Part of a data file
--*--
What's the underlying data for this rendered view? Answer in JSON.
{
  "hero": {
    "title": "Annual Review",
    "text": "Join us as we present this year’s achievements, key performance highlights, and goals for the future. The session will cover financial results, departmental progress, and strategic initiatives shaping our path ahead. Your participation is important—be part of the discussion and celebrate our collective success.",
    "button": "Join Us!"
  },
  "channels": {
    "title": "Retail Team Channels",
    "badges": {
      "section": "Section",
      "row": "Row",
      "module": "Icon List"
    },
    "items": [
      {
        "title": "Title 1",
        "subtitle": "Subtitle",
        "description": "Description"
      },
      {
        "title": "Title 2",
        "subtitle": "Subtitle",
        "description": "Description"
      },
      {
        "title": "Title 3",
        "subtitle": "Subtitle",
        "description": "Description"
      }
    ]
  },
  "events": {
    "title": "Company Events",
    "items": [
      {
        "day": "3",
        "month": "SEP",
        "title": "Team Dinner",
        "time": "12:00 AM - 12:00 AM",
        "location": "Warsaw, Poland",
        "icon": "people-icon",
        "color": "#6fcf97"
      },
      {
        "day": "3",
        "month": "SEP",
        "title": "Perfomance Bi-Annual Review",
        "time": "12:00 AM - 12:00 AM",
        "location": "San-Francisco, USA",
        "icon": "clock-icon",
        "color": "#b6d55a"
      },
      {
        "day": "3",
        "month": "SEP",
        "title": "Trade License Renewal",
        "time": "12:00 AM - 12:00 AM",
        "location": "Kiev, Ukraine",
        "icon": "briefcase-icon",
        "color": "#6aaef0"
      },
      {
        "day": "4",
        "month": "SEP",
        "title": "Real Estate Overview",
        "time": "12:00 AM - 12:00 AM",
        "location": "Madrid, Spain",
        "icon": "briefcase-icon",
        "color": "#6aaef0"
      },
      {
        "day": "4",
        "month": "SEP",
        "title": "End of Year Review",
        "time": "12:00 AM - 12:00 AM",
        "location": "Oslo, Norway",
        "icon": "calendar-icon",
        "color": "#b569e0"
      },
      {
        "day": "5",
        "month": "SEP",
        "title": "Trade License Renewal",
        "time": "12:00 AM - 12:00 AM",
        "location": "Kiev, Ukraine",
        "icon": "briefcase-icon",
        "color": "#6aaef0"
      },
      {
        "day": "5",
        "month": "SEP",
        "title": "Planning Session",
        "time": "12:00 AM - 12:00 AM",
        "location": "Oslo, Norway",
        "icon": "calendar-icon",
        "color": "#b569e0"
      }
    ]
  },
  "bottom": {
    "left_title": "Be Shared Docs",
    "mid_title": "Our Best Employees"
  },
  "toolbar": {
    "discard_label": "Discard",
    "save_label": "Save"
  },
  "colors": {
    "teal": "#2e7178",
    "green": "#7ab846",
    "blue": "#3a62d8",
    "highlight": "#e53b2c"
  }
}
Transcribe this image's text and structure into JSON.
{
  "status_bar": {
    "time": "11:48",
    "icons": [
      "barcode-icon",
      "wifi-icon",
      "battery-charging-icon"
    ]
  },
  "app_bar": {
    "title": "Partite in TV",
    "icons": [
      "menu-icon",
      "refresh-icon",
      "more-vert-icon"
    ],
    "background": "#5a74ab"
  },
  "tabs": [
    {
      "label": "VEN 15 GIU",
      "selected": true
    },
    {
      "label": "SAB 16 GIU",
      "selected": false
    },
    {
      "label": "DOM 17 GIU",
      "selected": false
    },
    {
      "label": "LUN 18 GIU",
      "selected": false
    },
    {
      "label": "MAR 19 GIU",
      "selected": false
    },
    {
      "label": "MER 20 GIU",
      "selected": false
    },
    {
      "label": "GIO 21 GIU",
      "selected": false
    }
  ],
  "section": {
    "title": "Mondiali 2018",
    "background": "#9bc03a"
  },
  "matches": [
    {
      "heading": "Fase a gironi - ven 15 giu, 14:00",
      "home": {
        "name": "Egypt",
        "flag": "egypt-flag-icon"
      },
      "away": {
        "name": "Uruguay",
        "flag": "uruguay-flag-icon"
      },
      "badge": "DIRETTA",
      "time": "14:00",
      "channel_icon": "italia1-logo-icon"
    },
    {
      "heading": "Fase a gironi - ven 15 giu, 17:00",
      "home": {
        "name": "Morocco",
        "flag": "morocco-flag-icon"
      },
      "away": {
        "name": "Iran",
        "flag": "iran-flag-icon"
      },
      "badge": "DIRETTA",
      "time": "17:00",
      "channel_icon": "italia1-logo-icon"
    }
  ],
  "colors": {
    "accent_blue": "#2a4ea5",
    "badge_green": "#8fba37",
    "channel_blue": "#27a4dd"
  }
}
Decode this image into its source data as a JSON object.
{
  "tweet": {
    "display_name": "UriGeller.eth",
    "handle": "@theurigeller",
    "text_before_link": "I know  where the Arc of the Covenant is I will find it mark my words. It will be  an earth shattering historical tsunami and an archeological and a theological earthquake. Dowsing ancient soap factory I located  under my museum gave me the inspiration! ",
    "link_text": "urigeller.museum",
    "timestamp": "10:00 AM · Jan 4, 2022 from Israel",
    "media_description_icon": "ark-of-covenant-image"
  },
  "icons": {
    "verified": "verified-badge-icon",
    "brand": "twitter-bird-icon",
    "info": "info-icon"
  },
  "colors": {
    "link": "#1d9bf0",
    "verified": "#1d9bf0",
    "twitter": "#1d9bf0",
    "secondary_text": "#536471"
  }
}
--*--
Work to be completed:
Across the entries, how many lines contain "location"? Reply with the number only.

Task result:
7